■ **Your goal**
Exactly reproduce each record listed below.

════════════════════

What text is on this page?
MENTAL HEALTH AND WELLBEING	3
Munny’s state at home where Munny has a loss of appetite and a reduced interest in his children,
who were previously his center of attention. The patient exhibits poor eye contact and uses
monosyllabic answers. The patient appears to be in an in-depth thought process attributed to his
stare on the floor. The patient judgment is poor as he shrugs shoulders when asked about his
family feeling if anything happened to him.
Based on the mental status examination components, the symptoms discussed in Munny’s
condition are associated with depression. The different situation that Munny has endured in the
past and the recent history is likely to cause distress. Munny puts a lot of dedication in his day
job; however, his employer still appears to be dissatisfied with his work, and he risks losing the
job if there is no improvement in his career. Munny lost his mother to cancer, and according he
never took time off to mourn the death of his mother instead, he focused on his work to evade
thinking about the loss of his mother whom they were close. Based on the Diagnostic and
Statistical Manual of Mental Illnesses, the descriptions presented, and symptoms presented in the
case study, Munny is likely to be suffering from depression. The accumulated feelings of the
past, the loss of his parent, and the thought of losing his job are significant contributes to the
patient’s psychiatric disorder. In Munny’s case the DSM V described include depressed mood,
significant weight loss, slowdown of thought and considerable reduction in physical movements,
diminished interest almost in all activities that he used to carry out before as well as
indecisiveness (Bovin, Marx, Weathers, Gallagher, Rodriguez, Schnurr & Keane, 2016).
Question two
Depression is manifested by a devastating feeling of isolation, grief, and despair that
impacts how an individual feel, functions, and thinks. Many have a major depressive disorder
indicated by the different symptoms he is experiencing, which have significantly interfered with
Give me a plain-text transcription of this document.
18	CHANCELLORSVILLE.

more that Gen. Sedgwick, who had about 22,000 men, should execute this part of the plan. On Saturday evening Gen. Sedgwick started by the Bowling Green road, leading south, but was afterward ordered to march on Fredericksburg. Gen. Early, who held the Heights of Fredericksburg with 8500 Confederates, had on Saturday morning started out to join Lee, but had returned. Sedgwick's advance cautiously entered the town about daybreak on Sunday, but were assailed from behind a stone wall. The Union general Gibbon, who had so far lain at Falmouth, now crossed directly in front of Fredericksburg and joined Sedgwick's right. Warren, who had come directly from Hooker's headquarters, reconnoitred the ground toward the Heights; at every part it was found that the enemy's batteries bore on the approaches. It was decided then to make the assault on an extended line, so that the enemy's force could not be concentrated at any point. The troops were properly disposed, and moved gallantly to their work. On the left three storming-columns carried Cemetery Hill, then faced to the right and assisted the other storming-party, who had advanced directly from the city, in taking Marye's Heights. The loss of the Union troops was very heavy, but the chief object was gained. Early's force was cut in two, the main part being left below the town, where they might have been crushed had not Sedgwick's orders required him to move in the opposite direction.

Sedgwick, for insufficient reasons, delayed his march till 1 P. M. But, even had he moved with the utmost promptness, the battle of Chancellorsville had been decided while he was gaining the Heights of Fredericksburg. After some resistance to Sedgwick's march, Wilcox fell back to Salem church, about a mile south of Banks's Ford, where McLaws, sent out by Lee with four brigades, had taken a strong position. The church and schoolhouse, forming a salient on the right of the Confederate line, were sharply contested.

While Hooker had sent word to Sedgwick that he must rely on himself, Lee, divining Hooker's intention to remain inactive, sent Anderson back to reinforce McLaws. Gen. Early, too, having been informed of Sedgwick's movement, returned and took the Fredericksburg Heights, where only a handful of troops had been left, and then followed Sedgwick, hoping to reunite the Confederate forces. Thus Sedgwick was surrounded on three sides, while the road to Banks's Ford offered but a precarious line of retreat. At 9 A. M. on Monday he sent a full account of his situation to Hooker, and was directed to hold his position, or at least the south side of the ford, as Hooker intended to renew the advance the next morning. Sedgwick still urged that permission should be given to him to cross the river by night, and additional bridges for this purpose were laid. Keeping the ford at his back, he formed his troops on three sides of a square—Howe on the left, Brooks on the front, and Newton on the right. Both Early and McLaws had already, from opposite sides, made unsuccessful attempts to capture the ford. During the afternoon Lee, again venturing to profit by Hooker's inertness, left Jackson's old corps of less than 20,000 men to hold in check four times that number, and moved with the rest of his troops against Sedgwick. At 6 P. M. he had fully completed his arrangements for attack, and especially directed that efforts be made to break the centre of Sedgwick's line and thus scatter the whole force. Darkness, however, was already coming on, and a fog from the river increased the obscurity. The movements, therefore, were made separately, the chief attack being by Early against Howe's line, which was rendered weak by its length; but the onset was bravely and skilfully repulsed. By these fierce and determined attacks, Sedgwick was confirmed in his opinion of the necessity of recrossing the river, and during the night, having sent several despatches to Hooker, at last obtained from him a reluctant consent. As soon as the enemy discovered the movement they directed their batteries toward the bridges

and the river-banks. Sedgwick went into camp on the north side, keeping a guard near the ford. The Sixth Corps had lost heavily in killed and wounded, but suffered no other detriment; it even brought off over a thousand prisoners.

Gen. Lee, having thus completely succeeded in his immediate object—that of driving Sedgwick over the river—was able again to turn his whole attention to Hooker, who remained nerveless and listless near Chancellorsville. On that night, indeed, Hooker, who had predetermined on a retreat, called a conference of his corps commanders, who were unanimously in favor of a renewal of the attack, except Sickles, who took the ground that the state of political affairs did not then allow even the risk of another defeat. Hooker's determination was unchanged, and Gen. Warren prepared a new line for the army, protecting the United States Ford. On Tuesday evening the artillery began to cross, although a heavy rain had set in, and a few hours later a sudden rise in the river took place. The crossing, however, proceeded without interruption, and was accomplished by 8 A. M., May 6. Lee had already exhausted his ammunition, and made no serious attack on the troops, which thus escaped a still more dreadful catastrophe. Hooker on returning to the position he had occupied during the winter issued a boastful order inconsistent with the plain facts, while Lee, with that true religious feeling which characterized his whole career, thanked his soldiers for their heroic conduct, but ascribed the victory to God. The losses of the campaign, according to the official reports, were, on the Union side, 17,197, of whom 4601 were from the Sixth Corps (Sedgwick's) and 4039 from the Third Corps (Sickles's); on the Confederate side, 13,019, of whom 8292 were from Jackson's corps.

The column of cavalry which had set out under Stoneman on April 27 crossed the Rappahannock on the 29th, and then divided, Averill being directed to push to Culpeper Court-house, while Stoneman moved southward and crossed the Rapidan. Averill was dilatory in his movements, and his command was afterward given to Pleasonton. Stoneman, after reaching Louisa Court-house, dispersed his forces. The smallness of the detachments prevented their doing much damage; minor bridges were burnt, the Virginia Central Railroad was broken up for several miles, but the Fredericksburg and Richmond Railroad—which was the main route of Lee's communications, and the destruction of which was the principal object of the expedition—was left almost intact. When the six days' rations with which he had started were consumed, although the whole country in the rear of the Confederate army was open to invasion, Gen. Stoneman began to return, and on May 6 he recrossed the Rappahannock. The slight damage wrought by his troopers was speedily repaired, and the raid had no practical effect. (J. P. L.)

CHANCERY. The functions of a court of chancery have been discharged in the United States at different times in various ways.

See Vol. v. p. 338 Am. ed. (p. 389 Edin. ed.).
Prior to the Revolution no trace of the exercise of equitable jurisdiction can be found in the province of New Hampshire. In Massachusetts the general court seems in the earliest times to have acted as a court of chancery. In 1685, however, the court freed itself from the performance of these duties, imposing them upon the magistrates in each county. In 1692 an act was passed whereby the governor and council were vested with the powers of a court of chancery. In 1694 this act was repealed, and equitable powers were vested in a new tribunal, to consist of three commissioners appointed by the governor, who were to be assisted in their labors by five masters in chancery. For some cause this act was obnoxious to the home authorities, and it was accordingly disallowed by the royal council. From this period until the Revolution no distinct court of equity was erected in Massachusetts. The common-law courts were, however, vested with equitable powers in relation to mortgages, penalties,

════════════════════

■ **The response**
What text is on this page?
MENTAL HEALTH AND WELLBEING	3
Munny’s state at home where Munny has a loss of appetite and a reduced interest in his children,
who were previously his center of attention. The patient exhibits poor eye contact and uses
monosyllabic answers. The patient appears to be in an in-depth thought process attributed to his
stare on the floor. The patient judgment is poor as he shrugs shoulders when asked about his
family feeling if anything happened to him.
Based on the mental status examination components, the symptoms discussed in Munny’s
condition are associated with depression. The different situation that Munny has endured in the
past and the recent history is likely to cause distress. Munny puts a lot of dedication in his day
job; however, his employer still appears to be dissatisfied with his work, and he risks losing the
job if there is no improvement in his career. Munny lost his mother to cancer, and according he
never took time off to mourn the death of his mother instead, he focused on his work to evade
thinking about the loss of his mother whom they were close. Based on the Diagnostic and
Statistical Manual of Mental Illnesses, the descriptions presented, and symptoms presented in the
case study, Munny is likely to be suffering from depression. The accumulated feelings of the
past, the loss of his parent, and the thought of losing his job are significant contributes to the
patient’s psychiatric disorder. In Munny’s case the DSM V described include depressed mood,
significant weight loss, slowdown of thought and considerable reduction in physical movements,
diminished interest almost in all activities that he used to carry out before as well as
indecisiveness (Bovin, Marx, Weathers, Gallagher, Rodriguez, Schnurr & Keane, 2016).
Question two
Depression is manifested by a devastating feeling of isolation, grief, and despair that
impacts how an individual feel, functions, and thinks. Many have a major depressive disorder
indicated by the different symptoms he is experiencing, which have significantly interfered with
Give me a plain-text transcription of this document.
18	CHANCELLORSVILLE.

more that Gen. Sedgwick, who had about 22,000 men, should execute this part of the plan. On Saturday evening Gen. Sedgwick started by the Bowling Green road, leading south, but was afterward ordered to march on Fredericksburg. Gen. Early, who held the Heights of Fredericksburg with 8500 Confederates, had on Saturday morning started out to join Lee, but had returned. Sedgwick's advance cautiously entered the town about daybreak on Sunday, but were assailed from behind a stone wall. The Union general Gibbon, who had so far lain at Falmouth, now crossed directly in front of Fredericksburg and joined Sedgwick's right. Warren, who had come directly from Hooker's headquarters, reconnoitred the ground toward the Heights; at every part it was found that the enemy's batteries bore on the approaches. It was decided then to make the assault on an extended line, so that the enemy's force could not be concentrated at any point. The troops were properly disposed, and moved gallantly to their work. On the left three storming-columns carried Cemetery Hill, then faced to the right and assisted the other storming-party, who had advanced directly from the city, in taking Marye's Heights. The loss of the Union troops was very heavy, but the chief object was gained. Early's force was cut in two, the main part being left below the town, where they might have been crushed had not Sedgwick's orders required him to move in the opposite direction.

Sedgwick, for insufficient reasons, delayed his march till 1 P. M. But, even had he moved with the utmost promptness, the battle of Chancellorsville had been decided while he was gaining the Heights of Fredericksburg. After some resistance to Sedgwick's march, Wilcox fell back to Salem church, about a mile south of Banks's Ford, where McLaws, sent out by Lee with four brigades, had taken a strong position. The church and schoolhouse, forming a salient on the right of the Confederate line, were sharply contested.

While Hooker had sent word to Sedgwick that he must rely on himself, Lee, divining Hooker's intention to remain inactive, sent Anderson back to reinforce McLaws. Gen. Early, too, having been informed of Sedgwick's movement, returned and took the Fredericksburg Heights, where only a handful of troops had been left, and then followed Sedgwick, hoping to reunite the Confederate forces. Thus Sedgwick was surrounded on three sides, while the road to Banks's Ford offered but a precarious line of retreat. At 9 A. M. on Monday he sent a full account of his situation to Hooker, and was directed to hold his position, or at least the south side of the ford, as Hooker intended to renew the advance the next morning. Sedgwick still urged that permission should be given to him to cross the river by night, and additional bridges for this purpose were laid. Keeping the ford at his back, he formed his troops on three sides of a square—Howe on the left, Brooks on the front, and Newton on the right. Both Early and McLaws had already, from opposite sides, made unsuccessful attempts to capture the ford. During the afternoon Lee, again venturing to profit by Hooker's inertness, left Jackson's old corps of less than 20,000 men to hold in check four times that number, and moved with the rest of his troops against Sedgwick. At 6 P. M. he had fully completed his arrangements for attack, and especially directed that efforts be made to break the centre of Sedgwick's line and thus scatter the whole force. Darkness, however, was already coming on, and a fog from the river increased the obscurity. The movements, therefore, were made separately, the chief attack being by Early against Howe's line, which was rendered weak by its length; but the onset was bravely and skilfully repulsed. By these fierce and determined attacks, Sedgwick was confirmed in his opinion of the necessity of recrossing the river, and during the night, having sent several despatches to Hooker, at last obtained from him a reluctant consent. As soon as the enemy discovered the movement they directed their batteries toward the bridges

and the river-banks. Sedgwick went into camp on the north side, keeping a guard near the ford. The Sixth Corps had lost heavily in killed and wounded, but suffered no other detriment; it even brought off over a thousand prisoners.

Gen. Lee, having thus completely succeeded in his immediate object—that of driving Sedgwick over the river—was able again to turn his whole attention to Hooker, who remained nerveless and listless near Chancellorsville. On that night, indeed, Hooker, who had predetermined on a retreat, called a conference of his corps commanders, who were unanimously in favor of a renewal of the attack, except Sickles, who took the ground that the state of political affairs did not then allow even the risk of another defeat. Hooker's determination was unchanged, and Gen. Warren prepared a new line for the army, protecting the United States Ford. On Tuesday evening the artillery began to cross, although a heavy rain had set in, and a few hours later a sudden rise in the river took place. The crossing, however, proceeded without interruption, and was accomplished by 8 A. M., May 6. Lee had already exhausted his ammunition, and made no serious attack on the troops, which thus escaped a still more dreadful catastrophe. Hooker on returning to the position he had occupied during the winter issued a boastful order inconsistent with the plain facts, while Lee, with that true religious feeling which characterized his whole career, thanked his soldiers for their heroic conduct, but ascribed the victory to God. The losses of the campaign, according to the official reports, were, on the Union side, 17,197, of whom 4601 were from the Sixth Corps (Sedgwick's) and 4039 from the Third Corps (Sickles's); on the Confederate side, 13,019, of whom 8292 were from Jackson's corps.

The column of cavalry which had set out under Stoneman on April 27 crossed the Rappahannock on the 29th, and then divided, Averill being directed to push to Culpeper Court-house, while Stoneman moved southward and crossed the Rapidan. Averill was dilatory in his movements, and his command was afterward given to Pleasonton. Stoneman, after reaching Louisa Court-house, dispersed his forces. The smallness of the detachments prevented their doing much damage; minor bridges were burnt, the Virginia Central Railroad was broken up for several miles, but the Fredericksburg and Richmond Railroad—which was the main route of Lee's communications, and the destruction of which was the principal object of the expedition—was left almost intact. When the six days' rations with which he had started were consumed, although the whole country in the rear of the Confederate army was open to invasion, Gen. Stoneman began to return, and on May 6 he recrossed the Rappahannock. The slight damage wrought by his troopers was speedily repaired, and the raid had no practical effect. (J. P. L.)

CHANCERY. The functions of a court of chancery have been discharged in the United States at different times in various ways.

See Vol. v. p. 338 Am. ed. (p. 389 Edin. ed.).
Prior to the Revolution no trace of the exercise of equitable jurisdiction can be found in the province of New Hampshire. In Massachusetts the general court seems in the earliest times to have acted as a court of chancery. In 1685, however, the court freed itself from the performance of these duties, imposing them upon the magistrates in each county. In 1692 an act was passed whereby the governor and council were vested with the powers of a court of chancery. In 1694 this act was repealed, and equitable powers were vested in a new tribunal, to consist of three commissioners appointed by the governor, who were to be assisted in their labors by five masters in chancery. For some cause this act was obnoxious to the home authorities, and it was accordingly disallowed by the royal council. From this period until the Revolution no distinct court of equity was erected in Massachusetts. The common-law courts were, however, vested with equitable powers in relation to mortgages, penalties,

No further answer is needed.